### WRITTEN TASK
Pictures stay out of the copy; set down each line of the listing below exactly.
-- start of RECORDED DATA --
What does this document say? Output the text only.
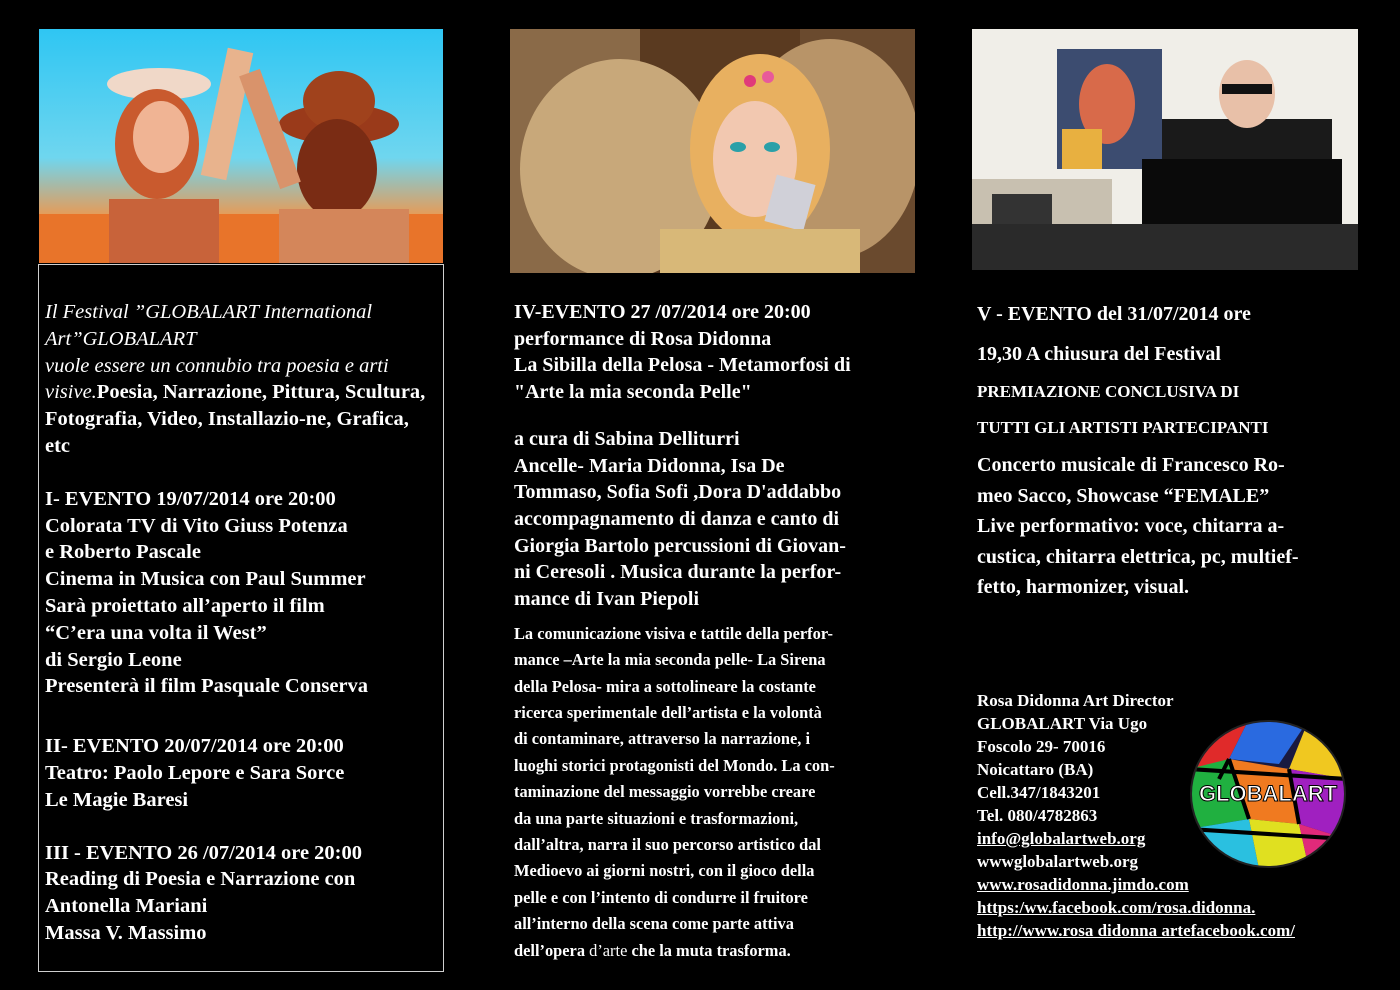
Il Festival ”GLOBALART International Art”GLOBALART
vuole essere un connubio tra poesia e arti visive.Poesia, Narrazione, Pittura, Scultura, Fotografia, Video, Installazio-ne, Grafica, etc

I- EVENTO 19/07/2014 ore 20:00
Colorata TV di Vito Giuss Potenza
e Roberto Pascale
Cinema in Musica con Paul Summer
Sarà proiettato all’aperto il film
“C’era una volta il West”
di Sergio Leone
Presenterà il film Pasquale Conserva

II- EVENTO 20/07/2014 ore 20:00
Teatro: Paolo Lepore e Sara Sorce
Le Magie Baresi

III - EVENTO 26 /07/2014 ore 20:00
Reading di Poesia e Narrazione con
Antonella Mariani
Massa V. Massimo

IV-EVENTO 27 /07/2014 ore 20:00
performance di Rosa Didonna
La Sibilla della Pelosa - Metamorfosi di
"Arte la mia seconda Pelle"

a cura di Sabina Delliturri
Ancelle- Maria Didonna, Isa De
Tommaso, Sofia Sofi ,Dora D'addabbo
accompagnamento di danza e canto di
Giorgia Bartolo percussioni di Giovan-
ni Ceresoli . Musica durante la perfor-
mance di Ivan Piepoli

La comunicazione visiva e tattile della perfor-
mance –Arte la mia seconda pelle- La Sirena
della Pelosa- mira a sottolineare la costante
ricerca sperimentale dell’artista e la volontà
di contaminare, attraverso la narrazione, i
luoghi storici protagonisti del Mondo. La con-
taminazione del messaggio vorrebbe creare
da una parte situazioni e trasformazioni,
dall’altra, narra il suo percorso artistico dal
Medioevo ai giorni nostri, con il gioco della
pelle e con l’intento di condurre il fruitore
all’interno della scena come parte attiva
dell’opera d’arte che la muta trasforma.

V - EVENTO del 31/07/2014 ore
19,30 A chiusura del Festival

PREMIAZIONE CONCLUSIVA DI
TUTTI GLI ARTISTI PARTECIPANTI

Concerto musicale di Francesco Ro-
meo Sacco, Showcase “FEMALE”
Live performativo: voce, chitarra a-
custica, chitarra elettrica, pc, multief-
fetto, harmonizer, visual.

Rosa Didonna Art Director
GLOBALART Via Ugo
Foscolo 29- 70016
Noicattaro (BA)
Cell.347/1843201
Tel. 080/4782863
info@globalartweb.org
wwwglobalartweb.org
www.rosadidonna.jimdo.com
https:/ww.facebook.com/rosa.didonna.
http://www.rosa didonna artefacebook.com/
GLOBALART
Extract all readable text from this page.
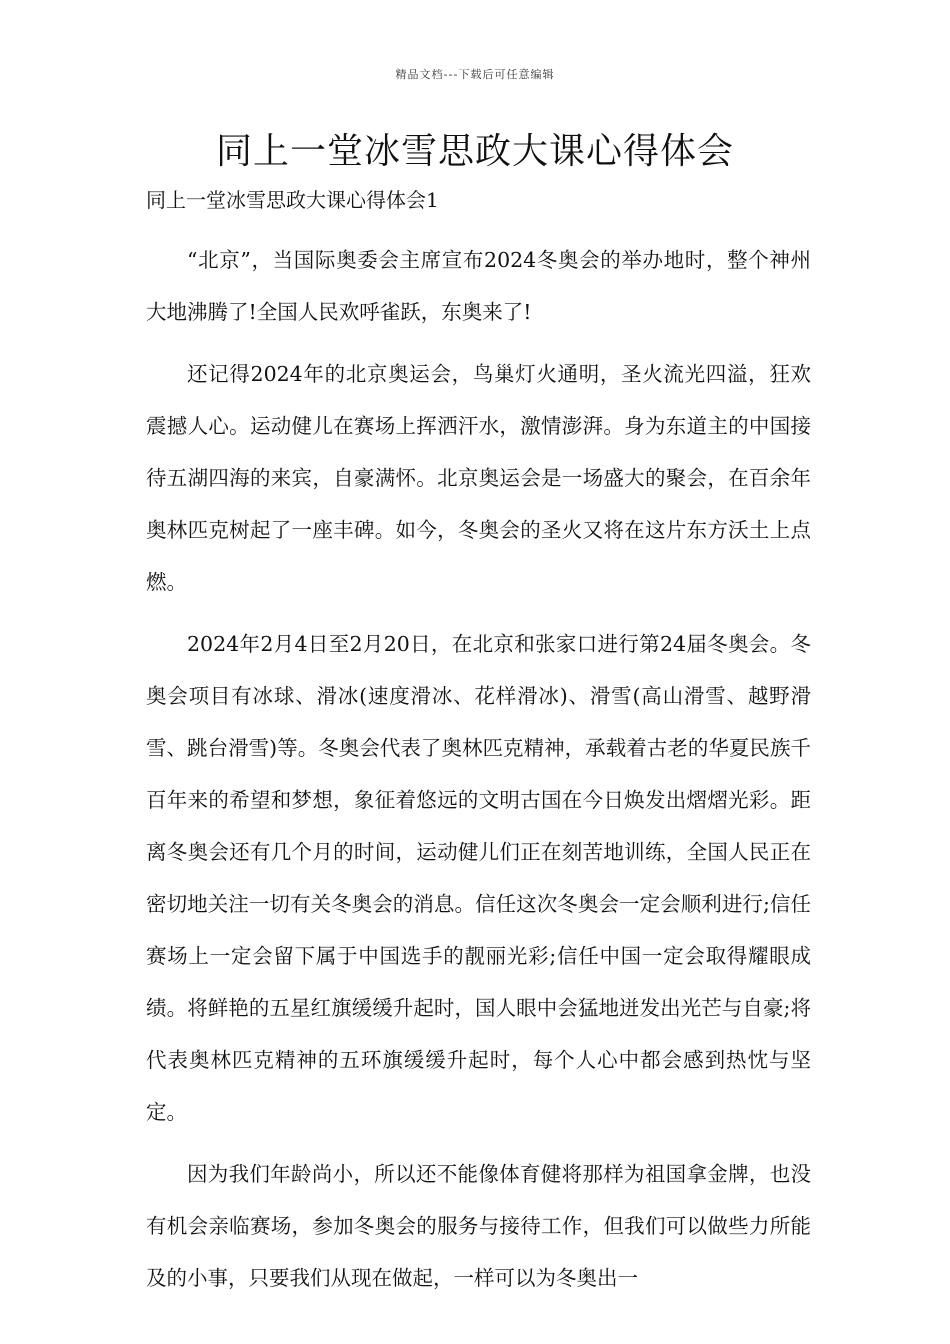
精品文档---下载后可任意编辑
同上一堂冰雪思政大课心得体会
同上一堂冰雪思政大课心得体会1

“北京”，当国际奥委会主席宣布2024冬奥会的举办地时，整个神州大地沸腾了!全国人民欢呼雀跃，东奥来了!

还记得2024年的北京奥运会，鸟巢灯火通明，圣火流光四溢，狂欢震撼人心。运动健儿在赛场上挥洒汗水，激情澎湃。身为东道主的中国接待五湖四海的来宾，自豪满怀。北京奥运会是一场盛大的聚会，在百余年奥林匹克树起了一座丰碑。如今，冬奥会的圣火又将在这片东方沃土上点燃。

2024年2月4日至2月20日，在北京和张家口进行第24届冬奥会。冬奥会项目有冰球、滑冰(速度滑冰、花样滑冰)、滑雪(高山滑雪、越野滑雪、跳台滑雪)等。冬奥会代表了奥林匹克精神，承载着古老的华夏民族千百年来的希望和梦想，象征着悠远的文明古国在今日焕发出熠熠光彩。距离冬奥会还有几个月的时间，运动健儿们正在刻苦地训练，全国人民正在密切地关注一切有关冬奥会的消息。信任这次冬奥会一定会顺利进行;信任赛场上一定会留下属于中国选手的靓丽光彩;信任中国一定会取得耀眼成绩。将鲜艳的五星红旗缓缓升起时，国人眼中会猛地迸发出光芒与自豪;将代表奥林匹克精神的五环旗缓缓升起时，每个人心中都会感到热忱与坚定。

因为我们年龄尚小，所以还不能像体育健将那样为祖国拿金牌，也没有机会亲临赛场，参加冬奥会的服务与接待工作，但我们可以做些力所能及的小事，只要我们从现在做起，一样可以为冬奥出一
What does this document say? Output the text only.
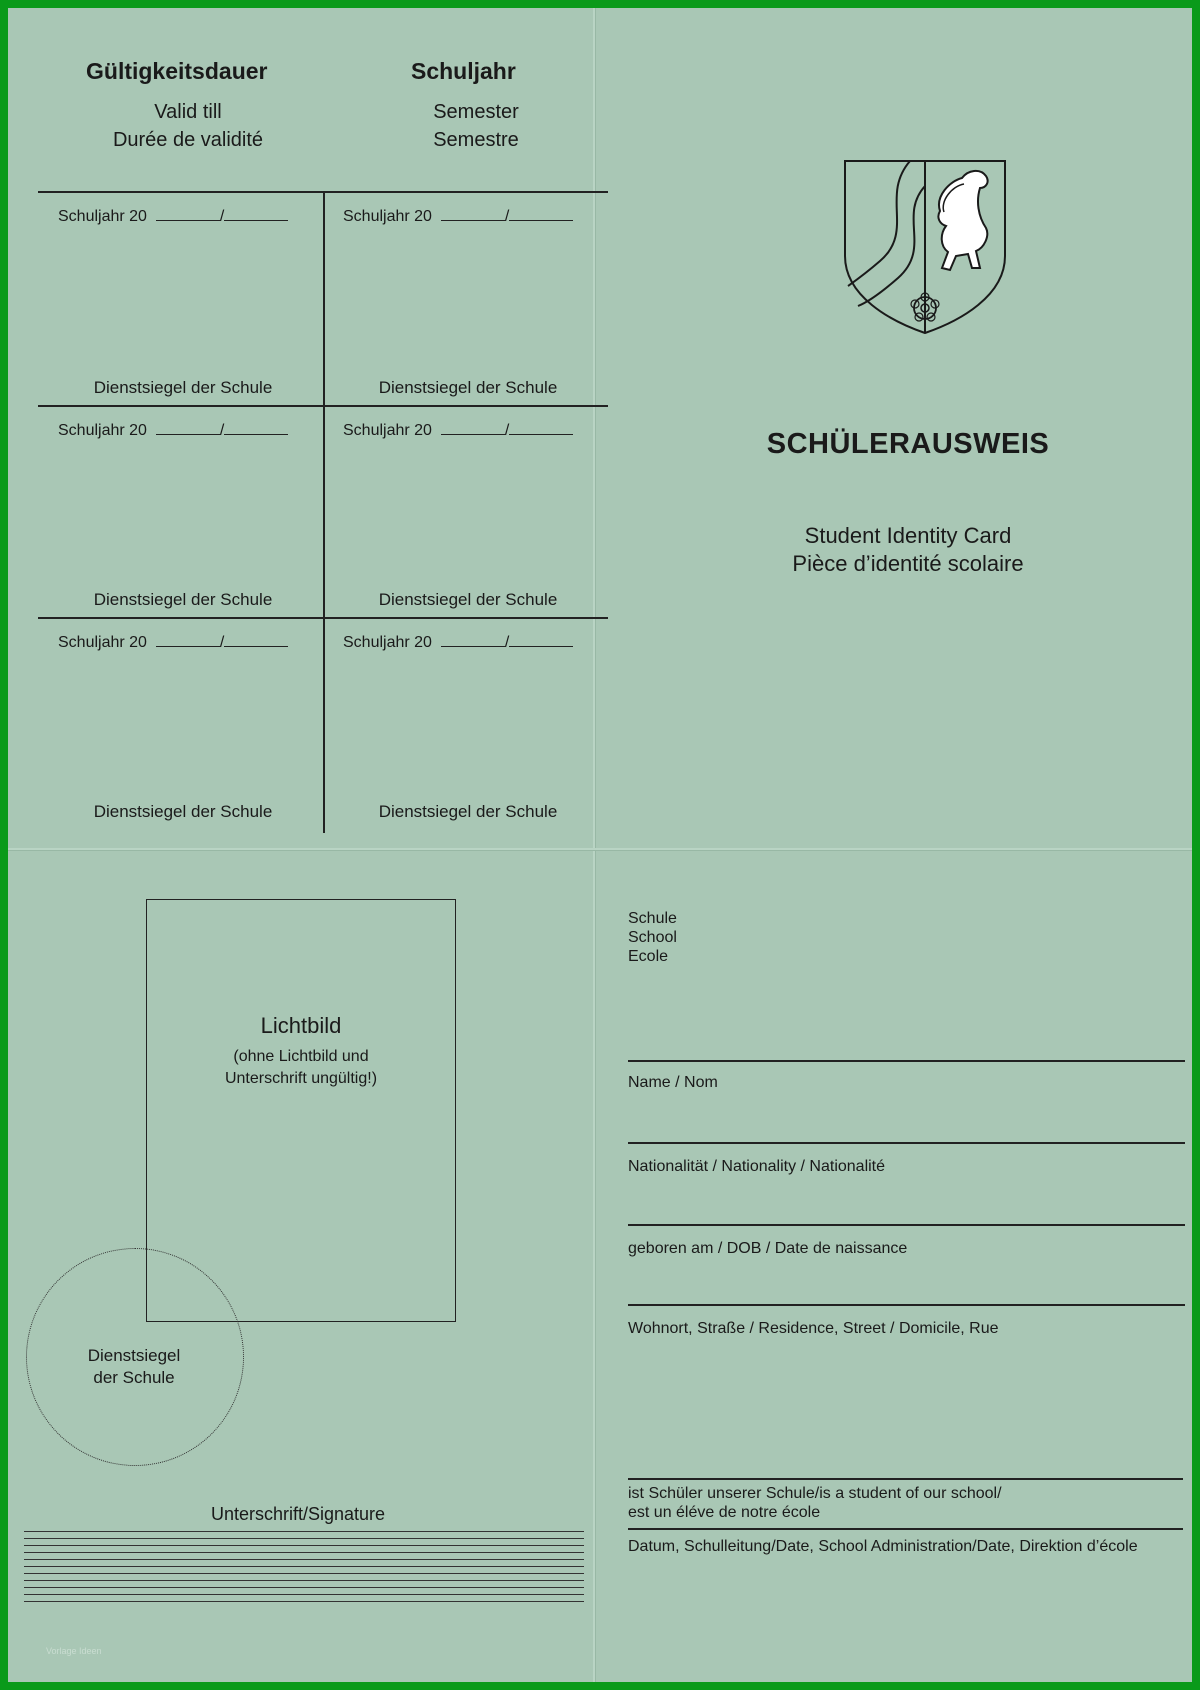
Gültigkeitsdauer
Valid till
Durée de validité
Schuljahr
Semester
Semestre
Schuljahr 20	/
Dienstsiegel der Schule
Schuljahr 20	/
Dienstsiegel der Schule
Schuljahr 20	/
Dienstsiegel der Schule
Schuljahr 20	/
Dienstsiegel der Schule
Schuljahr 20	/
Dienstsiegel der Schule
Schuljahr 20	/
Dienstsiegel der Schule
SCHÜLERAUSWEIS
Student Identity Card
Pièce d’identité scolaire
Lichtbild
(ohne Lichtbild und
Unterschrift ungültig!)
Dienstsiegel
der Schule
Unterschrift/Signature
Vorlage Ideen
Schule
School
Ecole
Name / Nom
Nationalität / Nationality / Nationalité
geboren am / DOB / Date de naissance
Wohnort, Straße / Residence, Street / Domicile, Rue
ist Schüler unserer Schule/is a student of our school/
est un éléve de notre école
Datum, Schulleitung/Date, School Administration/Date, Direktion d’école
-- end of RECORDED DATA --
### REPLY TO THE TASK
What does this document say? Output the text only.
Il Festival ”GLOBALART International Art”GLOBALART
vuole essere un connubio tra poesia e arti visive.Poesia, Narrazione, Pittura, Scultura, Fotografia, Video, Installazio-ne, Grafica, etc

I- EVENTO 19/07/2014 ore 20:00
Colorata TV di Vito Giuss Potenza
e Roberto Pascale
Cinema in Musica con Paul Summer
Sarà proiettato all’aperto il film
“C’era una volta il West”
di Sergio Leone
Presenterà il film Pasquale Conserva

II- EVENTO 20/07/2014 ore 20:00
Teatro: Paolo Lepore e Sara Sorce
Le Magie Baresi

III - EVENTO 26 /07/2014 ore 20:00
Reading di Poesia e Narrazione con
Antonella Mariani
Massa V. Massimo

IV-EVENTO 27 /07/2014 ore 20:00
performance di Rosa Didonna
La Sibilla della Pelosa - Metamorfosi di
"Arte la mia seconda Pelle"

a cura di Sabina Delliturri
Ancelle- Maria Didonna, Isa De
Tommaso, Sofia Sofi ,Dora D'addabbo
accompagnamento di danza e canto di
Giorgia Bartolo percussioni di Giovan-
ni Ceresoli . Musica durante la perfor-
mance di Ivan Piepoli

La comunicazione visiva e tattile della perfor-
mance –Arte la mia seconda pelle- La Sirena
della Pelosa- mira a sottolineare la costante
ricerca sperimentale dell’artista e la volontà
di contaminare, attraverso la narrazione, i
luoghi storici protagonisti del Mondo. La con-
taminazione del messaggio vorrebbe creare
da una parte situazioni e trasformazioni,
dall’altra, narra il suo percorso artistico dal
Medioevo ai giorni nostri, con il gioco della
pelle e con l’intento di condurre il fruitore
all’interno della scena come parte attiva
dell’opera d’arte che la muta trasforma.

V - EVENTO del 31/07/2014 ore
19,30 A chiusura del Festival

PREMIAZIONE CONCLUSIVA DI
TUTTI GLI ARTISTI PARTECIPANTI

Concerto musicale di Francesco Ro-
meo Sacco, Showcase “FEMALE”
Live performativo: voce, chitarra a-
custica, chitarra elettrica, pc, multief-
fetto, harmonizer, visual.

Rosa Didonna Art Director
GLOBALART Via Ugo
Foscolo 29- 70016
Noicattaro (BA)
Cell.347/1843201
Tel. 080/4782863
info@globalartweb.org
wwwglobalartweb.org
www.rosadidonna.jimdo.com
https:/ww.facebook.com/rosa.didonna.
http://www.rosa didonna artefacebook.com/
GLOBALART
Extract all readable text from this page.
精品文档---下载后可任意编辑
同上一堂冰雪思政大课心得体会
同上一堂冰雪思政大课心得体会1

“北京”，当国际奥委会主席宣布2024冬奥会的举办地时，整个神州大地沸腾了!全国人民欢呼雀跃，东奥来了!

还记得2024年的北京奥运会，鸟巢灯火通明，圣火流光四溢，狂欢震撼人心。运动健儿在赛场上挥洒汗水，激情澎湃。身为东道主的中国接待五湖四海的来宾，自豪满怀。北京奥运会是一场盛大的聚会，在百余年奥林匹克树起了一座丰碑。如今，冬奥会的圣火又将在这片东方沃土上点燃。

2024年2月4日至2月20日，在北京和张家口进行第24届冬奥会。冬奥会项目有冰球、滑冰(速度滑冰、花样滑冰)、滑雪(高山滑雪、越野滑雪、跳台滑雪)等。冬奥会代表了奥林匹克精神，承载着古老的华夏民族千百年来的希望和梦想，象征着悠远的文明古国在今日焕发出熠熠光彩。距离冬奥会还有几个月的时间，运动健儿们正在刻苦地训练，全国人民正在密切地关注一切有关冬奥会的消息。信任这次冬奥会一定会顺利进行;信任赛场上一定会留下属于中国选手的靓丽光彩;信任中国一定会取得耀眼成绩。将鲜艳的五星红旗缓缓升起时，国人眼中会猛地迸发出光芒与自豪;将代表奥林匹克精神的五环旗缓缓升起时，每个人心中都会感到热忱与坚定。

因为我们年龄尚小，所以还不能像体育健将那样为祖国拿金牌，也没有机会亲临赛场，参加冬奥会的服务与接待工作，但我们可以做些力所能及的小事，只要我们从现在做起，一样可以为冬奥出一
What does this document say? Output the text only.
Gültigkeitsdauer
Valid till
Durée de validité
Schuljahr
Semester
Semestre
Schuljahr 20	/
Dienstsiegel der Schule
Schuljahr 20	/
Dienstsiegel der Schule
Schuljahr 20	/
Dienstsiegel der Schule
Schuljahr 20	/
Dienstsiegel der Schule
Schuljahr 20	/
Dienstsiegel der Schule
Schuljahr 20	/
Dienstsiegel der Schule
SCHÜLERAUSWEIS
Student Identity Card
Pièce d’identité scolaire
Lichtbild
(ohne Lichtbild und
Unterschrift ungültig!)
Dienstsiegel
der Schule
Unterschrift/Signature
Vorlage Ideen
Schule
School
Ecole
Name / Nom
Nationalität / Nationality / Nationalité
geboren am / DOB / Date de naissance
Wohnort, Straße / Residence, Street / Domicile, Rue
ist Schüler unserer Schule/is a student of our school/
est un éléve de notre école
Datum, Schulleitung/Date, School Administration/Date, Direktion d’école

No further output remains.